-- Request --
How many lines of the entries below include the word "yellow"? Answer with the number alone.

### Data rows

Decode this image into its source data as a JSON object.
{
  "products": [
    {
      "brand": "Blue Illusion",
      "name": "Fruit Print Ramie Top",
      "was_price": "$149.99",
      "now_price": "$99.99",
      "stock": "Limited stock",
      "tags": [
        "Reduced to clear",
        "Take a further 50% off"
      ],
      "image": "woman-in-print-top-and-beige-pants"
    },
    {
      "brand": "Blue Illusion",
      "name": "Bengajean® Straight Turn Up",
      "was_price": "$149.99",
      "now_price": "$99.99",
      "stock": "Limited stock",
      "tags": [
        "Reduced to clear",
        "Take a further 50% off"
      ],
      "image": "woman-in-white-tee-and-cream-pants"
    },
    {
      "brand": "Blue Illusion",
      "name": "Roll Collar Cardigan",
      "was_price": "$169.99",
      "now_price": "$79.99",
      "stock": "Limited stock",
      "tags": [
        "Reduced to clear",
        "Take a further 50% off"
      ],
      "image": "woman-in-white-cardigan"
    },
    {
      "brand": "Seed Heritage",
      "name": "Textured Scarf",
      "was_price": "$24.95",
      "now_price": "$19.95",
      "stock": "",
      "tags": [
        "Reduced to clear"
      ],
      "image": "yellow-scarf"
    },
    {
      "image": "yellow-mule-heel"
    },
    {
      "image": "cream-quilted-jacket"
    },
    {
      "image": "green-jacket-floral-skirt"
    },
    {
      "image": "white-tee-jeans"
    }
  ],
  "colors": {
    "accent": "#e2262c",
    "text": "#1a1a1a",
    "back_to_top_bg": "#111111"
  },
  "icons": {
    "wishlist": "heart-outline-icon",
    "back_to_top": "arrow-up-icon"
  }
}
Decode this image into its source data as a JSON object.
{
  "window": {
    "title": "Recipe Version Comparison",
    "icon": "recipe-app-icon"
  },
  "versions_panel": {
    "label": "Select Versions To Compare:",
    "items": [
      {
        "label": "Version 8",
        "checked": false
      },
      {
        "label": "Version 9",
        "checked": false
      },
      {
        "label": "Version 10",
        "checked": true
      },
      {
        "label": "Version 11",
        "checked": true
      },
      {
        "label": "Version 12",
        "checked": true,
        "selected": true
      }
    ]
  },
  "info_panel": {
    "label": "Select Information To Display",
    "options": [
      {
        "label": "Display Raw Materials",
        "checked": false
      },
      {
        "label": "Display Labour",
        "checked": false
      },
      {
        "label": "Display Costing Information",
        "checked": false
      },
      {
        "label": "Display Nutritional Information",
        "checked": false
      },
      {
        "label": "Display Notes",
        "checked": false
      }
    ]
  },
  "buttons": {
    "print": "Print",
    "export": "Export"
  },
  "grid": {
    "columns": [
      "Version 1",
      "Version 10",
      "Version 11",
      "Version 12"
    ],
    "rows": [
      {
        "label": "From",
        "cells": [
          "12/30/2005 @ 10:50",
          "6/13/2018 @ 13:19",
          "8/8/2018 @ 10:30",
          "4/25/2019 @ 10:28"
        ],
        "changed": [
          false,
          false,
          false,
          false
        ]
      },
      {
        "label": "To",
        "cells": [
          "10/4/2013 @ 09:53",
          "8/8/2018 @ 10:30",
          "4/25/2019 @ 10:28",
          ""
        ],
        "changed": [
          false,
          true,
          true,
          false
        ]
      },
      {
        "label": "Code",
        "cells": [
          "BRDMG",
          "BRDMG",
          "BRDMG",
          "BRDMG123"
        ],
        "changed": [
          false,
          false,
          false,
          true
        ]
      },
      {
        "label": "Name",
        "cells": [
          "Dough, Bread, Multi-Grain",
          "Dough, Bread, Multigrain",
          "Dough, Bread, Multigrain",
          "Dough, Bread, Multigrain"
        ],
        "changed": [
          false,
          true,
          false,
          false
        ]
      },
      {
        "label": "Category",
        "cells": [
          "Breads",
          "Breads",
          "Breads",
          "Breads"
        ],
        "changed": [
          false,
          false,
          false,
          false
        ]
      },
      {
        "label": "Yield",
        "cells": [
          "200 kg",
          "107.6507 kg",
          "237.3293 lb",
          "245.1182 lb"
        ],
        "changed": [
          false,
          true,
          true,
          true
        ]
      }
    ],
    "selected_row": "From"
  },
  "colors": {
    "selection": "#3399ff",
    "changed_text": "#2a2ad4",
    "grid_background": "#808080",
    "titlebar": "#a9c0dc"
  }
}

######

-- Output of the task --
2